Exercise objective
Don't copy the pictures; return every other part of the records exactly.
*-*-*
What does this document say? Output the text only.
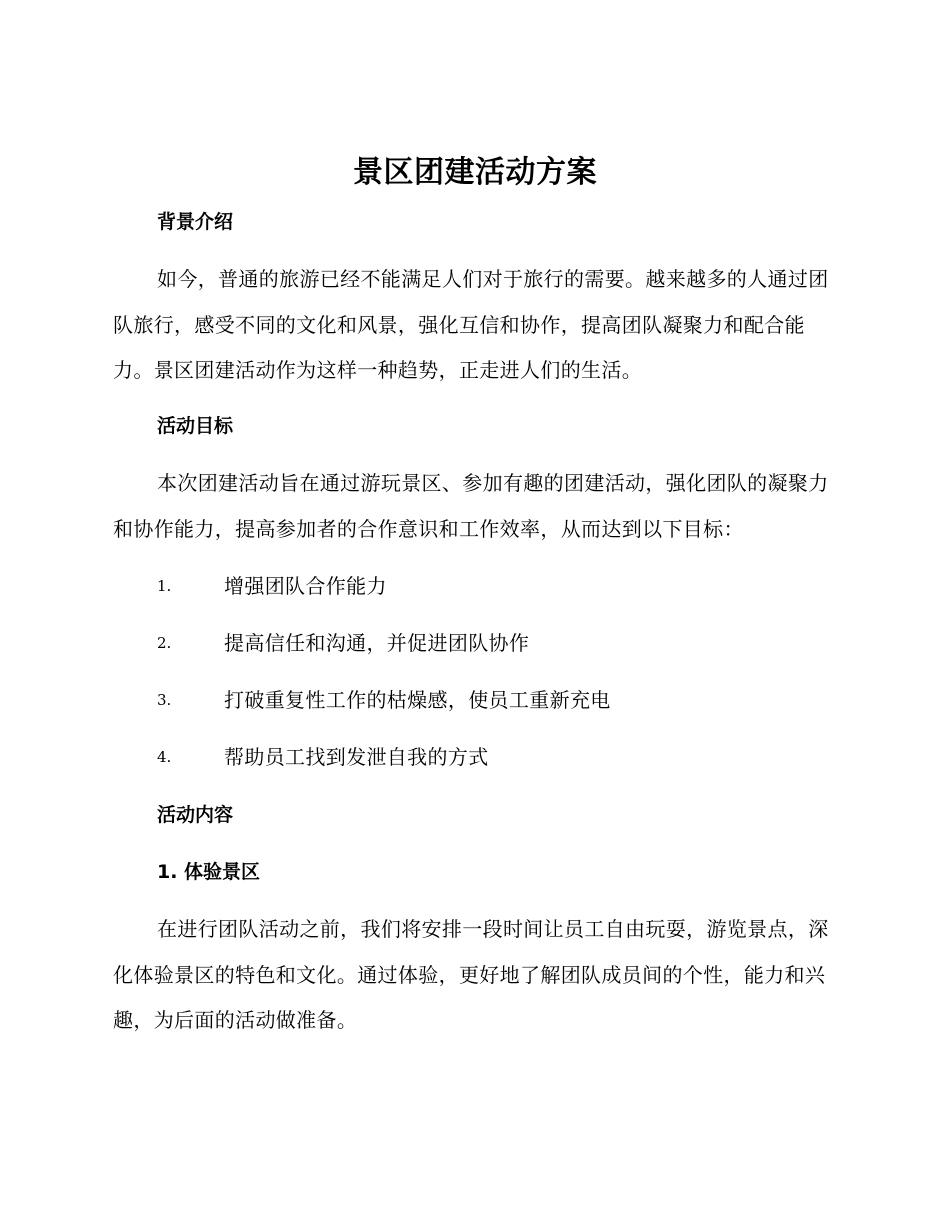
景区团建活动方案
背景介绍
如今，普通的旅游已经不能满足人们对于旅行的需要。越来越多的人通过团队旅行，感受不同的文化和风景，强化互信和协作，提高团队凝聚力和配合能力。景区团建活动作为这样一种趋势，正走进人们的生活。
活动目标
本次团建活动旨在通过游玩景区、参加有趣的团建活动，强化团队的凝聚力和协作能力，提高参加者的合作意识和工作效率，从而达到以下目标：
1.	增强团队合作能力
2.	提高信任和沟通，并促进团队协作
3.	打破重复性工作的枯燥感，使员工重新充电
4.	帮助员工找到发泄自我的方式
活动内容
1. 体验景区
在进行团队活动之前，我们将安排一段时间让员工自由玩耍，游览景点，深化体验景区的特色和文化。通过体验，更好地了解团队成员间的个性，能力和兴趣，为后面的活动做准备。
*-*-*
Reply to the task
What does this document say? Output the text only.
景区团建活动方案
背景介绍
如今，普通的旅游已经不能满足人们对于旅行的需要。越来越多的人通过团队旅行，感受不同的文化和风景，强化互信和协作，提高团队凝聚力和配合能力。景区团建活动作为这样一种趋势，正走进人们的生活。
活动目标
本次团建活动旨在通过游玩景区、参加有趣的团建活动，强化团队的凝聚力和协作能力，提高参加者的合作意识和工作效率，从而达到以下目标：
1.	增强团队合作能力
2.	提高信任和沟通，并促进团队协作
3.	打破重复性工作的枯燥感，使员工重新充电
4.	帮助员工找到发泄自我的方式
活动内容
1. 体验景区
在进行团队活动之前，我们将安排一段时间让员工自由玩耍，游览景点，深化体验景区的特色和文化。通过体验，更好地了解团队成员间的个性，能力和兴趣，为后面的活动做准备。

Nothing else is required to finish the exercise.